§ **TEXT PROVIDED**
A dominant gene that is found on any chromosome other than the X or Y chromosome.

autosomal recessive gene

A recessive gene that is found on any chromosome other than the X or Y chromosome.

BRCA1 gene

A breast cancer gene found in a small percentage of patients with this malignancy, and carried by some individuals who will develop breast cancer later in life.

Patient care

BRCA1 Gene Mutation: Patient care focuses on determining the family history of the patient and referral to a genetic counselor with expertise in this mutation when appropriate.

BRCA2 gene

A breast cancer gene found in a small number of patients with breast and ovarian cancers, and carried by some individuals who will develop breast cancer later in life.

complementary genes

Nonallelic, independently located genes, neither of which will be expressed in the absence of the other.

cystic fibrosis transmembrane conductance regulator gene

The gene that codes for a protein that regulates the movement of ions, esp. chloride, across cell membranes.

dominant gene

See: dominant

histocompatibility gene

One of the genes composing the HLA complex that determines the histocompatibility antigenic markers on all nucleated cells. These genes create the antigens by which the immune system recognizes “self” and determines the “nonself” nature of pathogens and other foreign antigens. These antigens are crucial determinants of the success or failure of organ transplantation.
See: histocompatibility locus antigen

holandric gene

A gene located in the nonhomologous portion of the Y chromosome of males.

homeobox gene

Any transcription factor that regulates the growth, differentiation, replication, and movement of cells in the body. These genes influence both normal and abnormal embyological development and the development or suppression of malignant tumors.

housekeeping gene

A gene expressed in nearly every cell and every tissue of an organism, i.e., one that encodes a protein fundamental to cellular activity throughout the organism.

immune response gene

One of the many genes that control the ability of leukocytes to respond to specific antigens.

§ **CHECK YOUR UNDERSTANDING**
a. List every gene term in the gene glossary whose definition mentions cancer or malignant tumors.
b. Answer these from the gene glossary:
(i) Which ion is named as regulated by the protein that the cystic fibrosis transmembrane conductance regulator gene codes for?
(ii) Where is a holandric gene located?
(iii) To whom may a patient with a BRCA1 gene mutation be referred when appropriate?

[Stored data entries]
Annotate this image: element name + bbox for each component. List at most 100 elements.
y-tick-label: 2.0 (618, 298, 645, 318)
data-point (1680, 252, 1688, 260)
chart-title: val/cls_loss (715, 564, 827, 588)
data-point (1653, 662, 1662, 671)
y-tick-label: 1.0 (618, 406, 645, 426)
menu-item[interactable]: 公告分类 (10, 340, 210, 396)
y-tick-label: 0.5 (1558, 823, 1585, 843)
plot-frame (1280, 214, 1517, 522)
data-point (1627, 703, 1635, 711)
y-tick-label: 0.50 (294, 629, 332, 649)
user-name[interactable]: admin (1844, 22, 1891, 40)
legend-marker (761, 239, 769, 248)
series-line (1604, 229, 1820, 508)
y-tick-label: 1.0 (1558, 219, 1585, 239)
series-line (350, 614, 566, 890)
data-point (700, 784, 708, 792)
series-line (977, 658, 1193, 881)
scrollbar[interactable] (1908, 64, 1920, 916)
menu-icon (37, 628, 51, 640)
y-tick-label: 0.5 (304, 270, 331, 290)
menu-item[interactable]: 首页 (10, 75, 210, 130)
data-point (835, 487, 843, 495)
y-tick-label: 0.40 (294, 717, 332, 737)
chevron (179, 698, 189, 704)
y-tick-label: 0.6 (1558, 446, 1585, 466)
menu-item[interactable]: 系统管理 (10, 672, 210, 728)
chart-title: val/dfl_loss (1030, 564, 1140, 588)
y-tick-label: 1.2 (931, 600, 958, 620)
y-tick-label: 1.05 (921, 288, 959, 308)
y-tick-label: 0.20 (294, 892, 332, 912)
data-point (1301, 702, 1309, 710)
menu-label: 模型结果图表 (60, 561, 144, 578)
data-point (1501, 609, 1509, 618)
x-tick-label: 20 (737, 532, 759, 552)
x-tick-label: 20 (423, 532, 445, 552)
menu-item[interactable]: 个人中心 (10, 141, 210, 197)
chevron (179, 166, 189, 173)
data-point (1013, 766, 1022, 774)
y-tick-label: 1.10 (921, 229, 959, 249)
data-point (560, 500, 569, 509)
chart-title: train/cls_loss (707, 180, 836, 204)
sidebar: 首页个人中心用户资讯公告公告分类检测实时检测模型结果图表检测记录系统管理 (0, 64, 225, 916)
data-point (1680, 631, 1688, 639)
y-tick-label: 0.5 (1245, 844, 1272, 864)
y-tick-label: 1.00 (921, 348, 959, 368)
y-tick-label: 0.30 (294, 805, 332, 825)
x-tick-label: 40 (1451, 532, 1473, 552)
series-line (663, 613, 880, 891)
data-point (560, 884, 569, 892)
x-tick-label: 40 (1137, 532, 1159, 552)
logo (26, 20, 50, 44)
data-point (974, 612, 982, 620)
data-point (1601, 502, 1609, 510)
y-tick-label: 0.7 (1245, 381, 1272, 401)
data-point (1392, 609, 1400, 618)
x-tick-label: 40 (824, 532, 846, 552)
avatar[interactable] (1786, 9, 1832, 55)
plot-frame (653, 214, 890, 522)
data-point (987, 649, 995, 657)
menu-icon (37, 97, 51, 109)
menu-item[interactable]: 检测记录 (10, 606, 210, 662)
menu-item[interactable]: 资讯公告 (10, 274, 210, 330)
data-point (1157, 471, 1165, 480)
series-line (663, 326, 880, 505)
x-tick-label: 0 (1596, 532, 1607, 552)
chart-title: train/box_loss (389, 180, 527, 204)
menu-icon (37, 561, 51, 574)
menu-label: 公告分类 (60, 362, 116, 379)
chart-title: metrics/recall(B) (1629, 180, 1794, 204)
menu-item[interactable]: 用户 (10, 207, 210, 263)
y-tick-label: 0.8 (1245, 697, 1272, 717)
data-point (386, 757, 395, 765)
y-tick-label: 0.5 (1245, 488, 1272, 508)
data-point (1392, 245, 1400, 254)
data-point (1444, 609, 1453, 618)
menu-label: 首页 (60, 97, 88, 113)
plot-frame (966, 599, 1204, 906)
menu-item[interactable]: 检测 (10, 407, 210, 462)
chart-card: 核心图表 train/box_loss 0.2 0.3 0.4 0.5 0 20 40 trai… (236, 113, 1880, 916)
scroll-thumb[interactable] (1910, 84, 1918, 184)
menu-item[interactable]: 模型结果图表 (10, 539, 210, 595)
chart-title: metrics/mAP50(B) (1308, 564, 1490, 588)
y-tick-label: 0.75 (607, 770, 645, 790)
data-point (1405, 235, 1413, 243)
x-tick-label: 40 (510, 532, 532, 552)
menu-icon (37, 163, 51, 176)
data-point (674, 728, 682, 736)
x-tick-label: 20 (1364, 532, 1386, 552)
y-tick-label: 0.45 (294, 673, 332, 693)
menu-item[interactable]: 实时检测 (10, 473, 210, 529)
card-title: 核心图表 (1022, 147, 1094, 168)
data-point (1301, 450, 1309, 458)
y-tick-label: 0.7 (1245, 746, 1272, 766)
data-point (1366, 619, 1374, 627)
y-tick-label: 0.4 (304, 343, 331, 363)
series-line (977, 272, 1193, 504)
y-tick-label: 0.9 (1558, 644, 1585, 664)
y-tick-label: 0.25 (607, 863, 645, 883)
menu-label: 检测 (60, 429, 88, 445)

§ **ANSWERS TO THIS EXERCISE**
a.
BRCA1 gene
BRCA2 gene
homeobox gene

b.
(i) Chloride
(ii) In the nonhomologous portion of the Y chromosome of males
(iii) A genetic counselor with expertise in this mutation